### Fragmento
..........

21 de mayo de 2010

Notas Exegéticas

Notas Exegéticas
Solemnidad de Pentecostés



El Espíritu es la misma vida de Dios. En la Biblia es sinónimo de vitalidad, de dinamismo y novedad. El Espíritu animó la misión de Jesús y se encuentra también a la raíz de la misión de la Iglesia. El evento de Pentecostés nos remonta al corazón mismo de la experiencia cristiana y eclesial: una experiencia de vida nueva con dimensiones universales.

La primera lectura (Hch 2,1-11) es el relato del evento de Pentecostés. En ella se narra el cumplimiento de la promesa hecha por Jesús, al final del evangelio de Lucas y al inicio del libro de los Hechos (Lc 24,49: “Por mi parte, os voy a enviar el don prometido por mi Padre... quedaos en la ciudad hasta que seáis revestidos de la fuerza que viene de lo alto”; Hch 1,5.8: “Vosotros seréis bautizados con Espíritu Santo dentro de pocos días... vosotros recibiréis la fuerza del Espíritu Santo”). Con esta narración Lucas profundiza un aspecto fundamental del misterio pascual: Jesús resucitado ha enviado el Espíritu Santo a la naciente comunidad, capacitándola para una misión con horizonte universal. Todo ocurre “al llegar el día de Pentecostés” (Hch 2,1).

..........

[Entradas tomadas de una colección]
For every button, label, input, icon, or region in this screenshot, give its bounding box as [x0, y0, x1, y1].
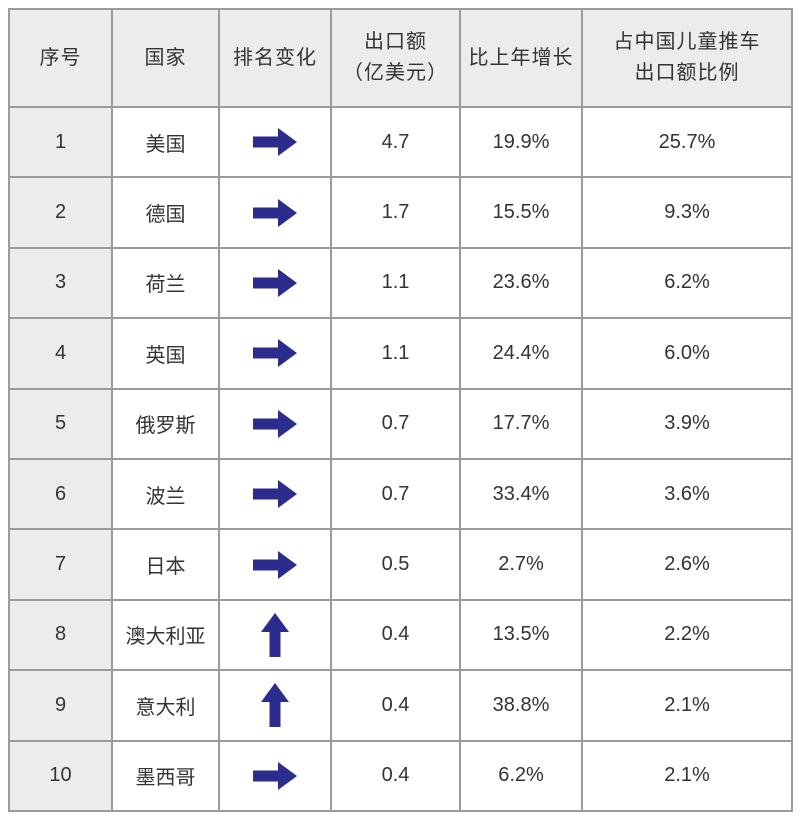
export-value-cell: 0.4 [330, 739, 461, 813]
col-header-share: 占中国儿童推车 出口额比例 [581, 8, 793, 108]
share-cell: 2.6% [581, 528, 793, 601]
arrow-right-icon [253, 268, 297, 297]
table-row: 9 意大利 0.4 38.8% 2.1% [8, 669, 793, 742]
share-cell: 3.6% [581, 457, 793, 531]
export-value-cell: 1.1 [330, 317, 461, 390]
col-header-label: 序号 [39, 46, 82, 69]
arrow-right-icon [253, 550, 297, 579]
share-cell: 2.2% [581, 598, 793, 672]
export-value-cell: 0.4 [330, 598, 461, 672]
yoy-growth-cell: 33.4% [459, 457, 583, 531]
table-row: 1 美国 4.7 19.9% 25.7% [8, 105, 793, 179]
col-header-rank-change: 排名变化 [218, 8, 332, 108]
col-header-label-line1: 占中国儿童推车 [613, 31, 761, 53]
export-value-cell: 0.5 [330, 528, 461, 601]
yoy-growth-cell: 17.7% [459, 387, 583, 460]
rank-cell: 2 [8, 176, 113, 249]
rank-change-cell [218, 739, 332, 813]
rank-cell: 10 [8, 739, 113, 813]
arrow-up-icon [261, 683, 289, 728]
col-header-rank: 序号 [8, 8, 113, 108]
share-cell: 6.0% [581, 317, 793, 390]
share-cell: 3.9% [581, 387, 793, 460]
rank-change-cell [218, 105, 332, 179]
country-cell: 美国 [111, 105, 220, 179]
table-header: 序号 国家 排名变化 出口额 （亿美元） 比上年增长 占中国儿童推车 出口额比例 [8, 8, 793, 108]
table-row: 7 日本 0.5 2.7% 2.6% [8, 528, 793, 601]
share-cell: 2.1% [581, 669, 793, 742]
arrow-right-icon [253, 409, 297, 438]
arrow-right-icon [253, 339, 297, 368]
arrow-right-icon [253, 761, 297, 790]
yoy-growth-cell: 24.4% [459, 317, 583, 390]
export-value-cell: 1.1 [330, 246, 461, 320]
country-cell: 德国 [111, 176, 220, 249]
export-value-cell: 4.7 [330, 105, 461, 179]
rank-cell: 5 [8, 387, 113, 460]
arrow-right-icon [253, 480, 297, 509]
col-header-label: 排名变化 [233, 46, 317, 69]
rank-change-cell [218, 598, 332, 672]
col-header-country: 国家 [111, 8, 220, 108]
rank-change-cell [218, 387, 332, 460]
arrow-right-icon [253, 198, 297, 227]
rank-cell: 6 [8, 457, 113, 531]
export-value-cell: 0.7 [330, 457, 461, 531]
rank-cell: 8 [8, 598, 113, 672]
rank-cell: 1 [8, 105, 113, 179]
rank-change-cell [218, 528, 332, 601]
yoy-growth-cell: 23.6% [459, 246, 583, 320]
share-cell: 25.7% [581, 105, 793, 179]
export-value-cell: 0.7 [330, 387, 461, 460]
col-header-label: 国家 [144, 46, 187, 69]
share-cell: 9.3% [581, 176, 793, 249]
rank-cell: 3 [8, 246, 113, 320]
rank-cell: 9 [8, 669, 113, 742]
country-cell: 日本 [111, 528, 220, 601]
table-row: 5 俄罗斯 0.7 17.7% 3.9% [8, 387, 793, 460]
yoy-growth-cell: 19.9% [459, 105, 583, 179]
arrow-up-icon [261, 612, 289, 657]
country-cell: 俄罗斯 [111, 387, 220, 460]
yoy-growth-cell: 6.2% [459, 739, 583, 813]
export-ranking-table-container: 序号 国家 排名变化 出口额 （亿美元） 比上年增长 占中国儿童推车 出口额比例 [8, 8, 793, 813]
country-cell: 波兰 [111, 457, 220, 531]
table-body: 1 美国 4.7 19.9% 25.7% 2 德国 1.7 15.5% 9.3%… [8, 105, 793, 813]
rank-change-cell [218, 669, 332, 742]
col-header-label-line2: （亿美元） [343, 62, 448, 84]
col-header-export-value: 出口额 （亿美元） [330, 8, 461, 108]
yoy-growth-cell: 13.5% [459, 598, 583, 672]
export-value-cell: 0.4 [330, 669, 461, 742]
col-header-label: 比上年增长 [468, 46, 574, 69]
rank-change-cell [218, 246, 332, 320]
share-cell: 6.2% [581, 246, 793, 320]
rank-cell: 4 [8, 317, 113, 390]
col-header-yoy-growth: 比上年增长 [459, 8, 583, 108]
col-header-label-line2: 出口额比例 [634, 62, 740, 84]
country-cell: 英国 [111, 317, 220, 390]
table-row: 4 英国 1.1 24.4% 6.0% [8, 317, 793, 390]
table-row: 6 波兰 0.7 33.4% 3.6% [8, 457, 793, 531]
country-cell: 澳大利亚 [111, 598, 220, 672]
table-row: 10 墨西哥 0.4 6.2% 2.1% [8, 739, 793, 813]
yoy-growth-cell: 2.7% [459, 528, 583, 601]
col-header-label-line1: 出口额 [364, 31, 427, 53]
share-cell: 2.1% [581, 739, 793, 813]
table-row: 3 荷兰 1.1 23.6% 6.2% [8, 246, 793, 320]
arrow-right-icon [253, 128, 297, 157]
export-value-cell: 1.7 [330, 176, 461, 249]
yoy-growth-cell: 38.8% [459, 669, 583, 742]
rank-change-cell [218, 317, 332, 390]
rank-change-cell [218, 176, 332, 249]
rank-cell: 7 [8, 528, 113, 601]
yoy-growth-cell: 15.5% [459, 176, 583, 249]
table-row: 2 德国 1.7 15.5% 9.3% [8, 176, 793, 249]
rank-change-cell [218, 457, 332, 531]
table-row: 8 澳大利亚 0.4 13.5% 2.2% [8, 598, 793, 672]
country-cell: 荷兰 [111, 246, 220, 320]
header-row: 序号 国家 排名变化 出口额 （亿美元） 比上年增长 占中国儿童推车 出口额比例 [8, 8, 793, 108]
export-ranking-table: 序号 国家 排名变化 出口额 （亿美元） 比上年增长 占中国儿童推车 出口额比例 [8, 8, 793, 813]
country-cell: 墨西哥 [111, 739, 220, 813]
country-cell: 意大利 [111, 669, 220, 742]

..........

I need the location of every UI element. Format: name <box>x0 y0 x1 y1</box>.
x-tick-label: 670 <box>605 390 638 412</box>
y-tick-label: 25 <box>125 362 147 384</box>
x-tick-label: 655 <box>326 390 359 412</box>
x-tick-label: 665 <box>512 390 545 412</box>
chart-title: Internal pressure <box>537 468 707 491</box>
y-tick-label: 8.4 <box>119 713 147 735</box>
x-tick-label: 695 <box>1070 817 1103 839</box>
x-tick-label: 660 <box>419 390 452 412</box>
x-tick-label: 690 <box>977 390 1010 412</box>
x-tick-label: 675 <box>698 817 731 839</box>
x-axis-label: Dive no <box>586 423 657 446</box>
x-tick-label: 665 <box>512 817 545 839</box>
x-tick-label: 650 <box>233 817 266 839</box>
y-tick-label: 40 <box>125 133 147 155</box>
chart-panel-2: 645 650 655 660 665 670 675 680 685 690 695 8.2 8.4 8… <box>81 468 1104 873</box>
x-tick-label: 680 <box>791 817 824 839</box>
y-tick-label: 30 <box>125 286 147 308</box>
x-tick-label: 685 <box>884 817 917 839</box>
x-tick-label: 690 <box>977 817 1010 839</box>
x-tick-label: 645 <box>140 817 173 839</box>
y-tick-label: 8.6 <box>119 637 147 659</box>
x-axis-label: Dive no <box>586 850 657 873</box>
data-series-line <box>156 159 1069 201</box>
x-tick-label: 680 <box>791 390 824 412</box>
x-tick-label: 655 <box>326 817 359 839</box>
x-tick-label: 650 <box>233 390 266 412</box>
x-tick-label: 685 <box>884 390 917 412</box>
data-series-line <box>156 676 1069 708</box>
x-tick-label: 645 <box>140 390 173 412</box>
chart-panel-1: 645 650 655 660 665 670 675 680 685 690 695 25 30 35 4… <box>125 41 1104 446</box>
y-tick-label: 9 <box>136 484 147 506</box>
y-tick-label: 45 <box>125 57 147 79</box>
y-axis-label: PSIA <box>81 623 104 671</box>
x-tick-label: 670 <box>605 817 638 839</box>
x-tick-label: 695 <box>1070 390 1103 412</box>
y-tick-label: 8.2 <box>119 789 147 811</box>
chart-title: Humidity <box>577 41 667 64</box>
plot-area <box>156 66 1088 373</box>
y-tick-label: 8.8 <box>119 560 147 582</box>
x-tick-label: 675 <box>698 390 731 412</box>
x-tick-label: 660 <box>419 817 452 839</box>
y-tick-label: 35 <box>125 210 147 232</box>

..........

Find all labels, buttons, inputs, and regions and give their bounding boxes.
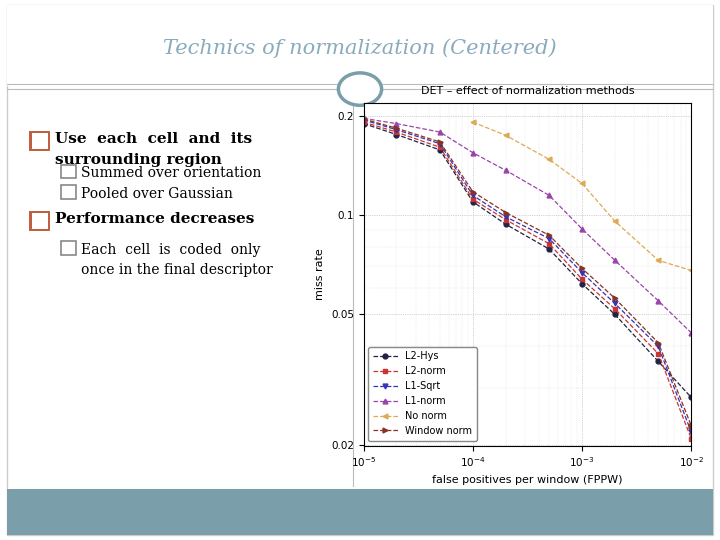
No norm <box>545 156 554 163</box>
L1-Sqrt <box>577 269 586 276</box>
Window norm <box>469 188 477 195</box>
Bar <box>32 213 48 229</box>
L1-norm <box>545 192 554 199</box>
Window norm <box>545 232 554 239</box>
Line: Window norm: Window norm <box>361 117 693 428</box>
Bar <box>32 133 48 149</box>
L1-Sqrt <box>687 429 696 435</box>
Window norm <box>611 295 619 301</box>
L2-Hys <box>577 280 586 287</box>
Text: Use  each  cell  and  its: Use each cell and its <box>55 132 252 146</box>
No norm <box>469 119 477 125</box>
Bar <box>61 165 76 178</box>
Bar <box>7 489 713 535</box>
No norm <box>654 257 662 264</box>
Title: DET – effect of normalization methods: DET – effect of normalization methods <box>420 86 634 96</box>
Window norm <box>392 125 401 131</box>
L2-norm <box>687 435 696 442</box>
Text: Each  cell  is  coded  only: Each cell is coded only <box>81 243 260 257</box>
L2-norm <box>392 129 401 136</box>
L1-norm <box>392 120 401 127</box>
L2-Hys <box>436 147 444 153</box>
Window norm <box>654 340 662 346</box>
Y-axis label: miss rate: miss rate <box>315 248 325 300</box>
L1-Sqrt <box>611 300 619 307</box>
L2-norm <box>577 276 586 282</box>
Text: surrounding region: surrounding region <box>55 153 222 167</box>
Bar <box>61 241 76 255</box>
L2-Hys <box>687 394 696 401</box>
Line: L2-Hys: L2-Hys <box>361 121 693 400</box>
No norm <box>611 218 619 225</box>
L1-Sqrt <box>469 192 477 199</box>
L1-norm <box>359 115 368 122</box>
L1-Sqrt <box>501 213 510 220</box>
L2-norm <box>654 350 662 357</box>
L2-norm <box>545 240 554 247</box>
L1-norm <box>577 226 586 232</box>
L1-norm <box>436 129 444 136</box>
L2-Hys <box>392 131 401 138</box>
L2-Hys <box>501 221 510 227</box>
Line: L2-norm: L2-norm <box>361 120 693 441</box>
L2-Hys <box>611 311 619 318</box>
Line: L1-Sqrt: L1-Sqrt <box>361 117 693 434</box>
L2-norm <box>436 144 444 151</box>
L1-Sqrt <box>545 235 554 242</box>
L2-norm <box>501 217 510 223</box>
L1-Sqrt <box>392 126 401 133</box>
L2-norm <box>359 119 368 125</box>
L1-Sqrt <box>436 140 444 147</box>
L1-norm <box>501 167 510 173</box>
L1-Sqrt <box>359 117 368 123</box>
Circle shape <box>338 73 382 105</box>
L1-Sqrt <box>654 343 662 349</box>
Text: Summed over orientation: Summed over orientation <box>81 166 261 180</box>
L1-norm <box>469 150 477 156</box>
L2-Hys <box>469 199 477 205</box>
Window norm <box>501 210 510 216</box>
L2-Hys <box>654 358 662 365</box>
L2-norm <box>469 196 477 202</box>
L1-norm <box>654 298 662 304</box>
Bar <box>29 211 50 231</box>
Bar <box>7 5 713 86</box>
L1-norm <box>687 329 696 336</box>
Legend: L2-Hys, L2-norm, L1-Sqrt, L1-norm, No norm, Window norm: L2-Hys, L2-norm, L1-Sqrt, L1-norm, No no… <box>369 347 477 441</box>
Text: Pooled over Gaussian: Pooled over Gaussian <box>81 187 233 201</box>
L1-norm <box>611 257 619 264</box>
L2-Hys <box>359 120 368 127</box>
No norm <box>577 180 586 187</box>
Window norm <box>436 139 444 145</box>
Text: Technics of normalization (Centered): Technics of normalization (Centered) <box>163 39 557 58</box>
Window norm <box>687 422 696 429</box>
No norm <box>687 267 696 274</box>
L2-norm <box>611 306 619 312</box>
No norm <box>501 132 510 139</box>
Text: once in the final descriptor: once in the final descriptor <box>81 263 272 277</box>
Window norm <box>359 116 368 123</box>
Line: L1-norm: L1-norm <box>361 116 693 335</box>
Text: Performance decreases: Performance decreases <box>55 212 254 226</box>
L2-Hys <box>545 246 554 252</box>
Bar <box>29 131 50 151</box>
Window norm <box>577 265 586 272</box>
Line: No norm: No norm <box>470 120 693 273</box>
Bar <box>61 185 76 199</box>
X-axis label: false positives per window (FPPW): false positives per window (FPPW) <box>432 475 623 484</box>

..........

### Ejercicio A
Copia del fragmento sobre Pentecostés el pasaje comprendido entre "21 de mayo de" y "con dimensiones universales.", ambos incluidos.
### Ejercicio B
Según el fragmento sobre Pentecostés, ¿qué pasaje bíblico corresponde a la primera lectura?

### Respuesta A
21 de mayo de 2010

Notas Exegéticas

Notas Exegéticas
Solemnidad de Pentecostés



El Espíritu es la misma vida de Dios. En la Biblia es sinónimo de vitalidad, de dinamismo y novedad. El Espíritu animó la misión de Jesús y se encuentra también a la raíz de la misión de la Iglesia. El evento de Pentecostés nos remonta al corazón mismo de la experiencia cristiana y eclesial: una experiencia de vida nueva con dimensiones universales.

### Respuesta B
Hch 2,1-11